STATED EXERCISE: Copy the lines that follow, keeping every character the same.

--- Start of WORKING DATA ---

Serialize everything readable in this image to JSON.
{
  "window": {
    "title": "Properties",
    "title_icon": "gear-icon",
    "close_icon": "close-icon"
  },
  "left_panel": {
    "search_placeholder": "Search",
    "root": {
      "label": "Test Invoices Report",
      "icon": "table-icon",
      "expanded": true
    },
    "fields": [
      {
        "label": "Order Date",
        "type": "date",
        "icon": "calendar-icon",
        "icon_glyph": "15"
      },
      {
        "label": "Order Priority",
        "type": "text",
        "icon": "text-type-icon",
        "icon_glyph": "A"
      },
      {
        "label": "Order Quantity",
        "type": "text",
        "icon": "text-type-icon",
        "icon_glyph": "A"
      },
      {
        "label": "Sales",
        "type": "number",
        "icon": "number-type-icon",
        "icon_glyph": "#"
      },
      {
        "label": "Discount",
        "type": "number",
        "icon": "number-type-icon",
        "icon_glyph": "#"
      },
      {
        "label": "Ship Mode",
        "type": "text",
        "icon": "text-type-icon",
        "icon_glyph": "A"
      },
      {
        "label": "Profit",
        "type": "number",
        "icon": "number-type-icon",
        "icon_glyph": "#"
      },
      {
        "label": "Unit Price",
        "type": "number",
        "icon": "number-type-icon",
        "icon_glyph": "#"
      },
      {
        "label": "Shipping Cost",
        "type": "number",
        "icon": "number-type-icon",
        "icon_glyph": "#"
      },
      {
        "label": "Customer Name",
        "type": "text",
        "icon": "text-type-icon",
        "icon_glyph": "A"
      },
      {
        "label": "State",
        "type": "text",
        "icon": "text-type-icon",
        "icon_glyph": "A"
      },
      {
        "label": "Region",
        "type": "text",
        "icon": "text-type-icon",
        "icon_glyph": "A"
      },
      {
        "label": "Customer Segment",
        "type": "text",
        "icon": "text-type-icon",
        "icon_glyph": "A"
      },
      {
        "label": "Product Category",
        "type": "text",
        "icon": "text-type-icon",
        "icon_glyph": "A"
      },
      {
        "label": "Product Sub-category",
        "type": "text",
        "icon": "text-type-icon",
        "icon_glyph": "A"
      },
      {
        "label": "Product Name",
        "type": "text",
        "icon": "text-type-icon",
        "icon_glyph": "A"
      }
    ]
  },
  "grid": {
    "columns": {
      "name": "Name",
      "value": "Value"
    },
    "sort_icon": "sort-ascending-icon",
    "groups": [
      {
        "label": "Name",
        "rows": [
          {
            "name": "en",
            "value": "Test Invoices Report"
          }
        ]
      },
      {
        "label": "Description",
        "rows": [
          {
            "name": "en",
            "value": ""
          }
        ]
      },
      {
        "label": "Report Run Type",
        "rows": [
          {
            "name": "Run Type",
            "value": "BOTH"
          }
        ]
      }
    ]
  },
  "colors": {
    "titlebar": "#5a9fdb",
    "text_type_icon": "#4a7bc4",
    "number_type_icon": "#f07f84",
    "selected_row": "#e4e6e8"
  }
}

--- End of WORKING DATA ---

RESPONSE:
Serialize everything readable in this image to JSON.
{
  "window": {
    "title": "Properties",
    "title_icon": "gear-icon",
    "close_icon": "close-icon"
  },
  "left_panel": {
    "search_placeholder": "Search",
    "root": {
      "label": "Test Invoices Report",
      "icon": "table-icon",
      "expanded": true
    },
    "fields": [
      {
        "label": "Order Date",
        "type": "date",
        "icon": "calendar-icon",
        "icon_glyph": "15"
      },
      {
        "label": "Order Priority",
        "type": "text",
        "icon": "text-type-icon",
        "icon_glyph": "A"
      },
      {
        "label": "Order Quantity",
        "type": "text",
        "icon": "text-type-icon",
        "icon_glyph": "A"
      },
      {
        "label": "Sales",
        "type": "number",
        "icon": "number-type-icon",
        "icon_glyph": "#"
      },
      {
        "label": "Discount",
        "type": "number",
        "icon": "number-type-icon",
        "icon_glyph": "#"
      },
      {
        "label": "Ship Mode",
        "type": "text",
        "icon": "text-type-icon",
        "icon_glyph": "A"
      },
      {
        "label": "Profit",
        "type": "number",
        "icon": "number-type-icon",
        "icon_glyph": "#"
      },
      {
        "label": "Unit Price",
        "type": "number",
        "icon": "number-type-icon",
        "icon_glyph": "#"
      },
      {
        "label": "Shipping Cost",
        "type": "number",
        "icon": "number-type-icon",
        "icon_glyph": "#"
      },
      {
        "label": "Customer Name",
        "type": "text",
        "icon": "text-type-icon",
        "icon_glyph": "A"
      },
      {
        "label": "State",
        "type": "text",
        "icon": "text-type-icon",
        "icon_glyph": "A"
      },
      {
        "label": "Region",
        "type": "text",
        "icon": "text-type-icon",
        "icon_glyph": "A"
      },
      {
        "label": "Customer Segment",
        "type": "text",
        "icon": "text-type-icon",
        "icon_glyph": "A"
      },
      {
        "label": "Product Category",
        "type": "text",
        "icon": "text-type-icon",
        "icon_glyph": "A"
      },
      {
        "label": "Product Sub-category",
        "type": "text",
        "icon": "text-type-icon",
        "icon_glyph": "A"
      },
      {
        "label": "Product Name",
        "type": "text",
        "icon": "text-type-icon",
        "icon_glyph": "A"
      }
    ]
  },
  "grid": {
    "columns": {
      "name": "Name",
      "value": "Value"
    },
    "sort_icon": "sort-ascending-icon",
    "groups": [
      {
        "label": "Name",
        "rows": [
          {
            "name": "en",
            "value": "Test Invoices Report"
          }
        ]
      },
      {
        "label": "Description",
        "rows": [
          {
            "name": "en",
            "value": ""
          }
        ]
      },
      {
        "label": "Report Run Type",
        "rows": [
          {
            "name": "Run Type",
            "value": "BOTH"
          }
        ]
      }
    ]
  },
  "colors": {
    "titlebar": "#5a9fdb",
    "text_type_icon": "#4a7bc4",
    "number_type_icon": "#f07f84",
    "selected_row": "#e4e6e8"
  }
}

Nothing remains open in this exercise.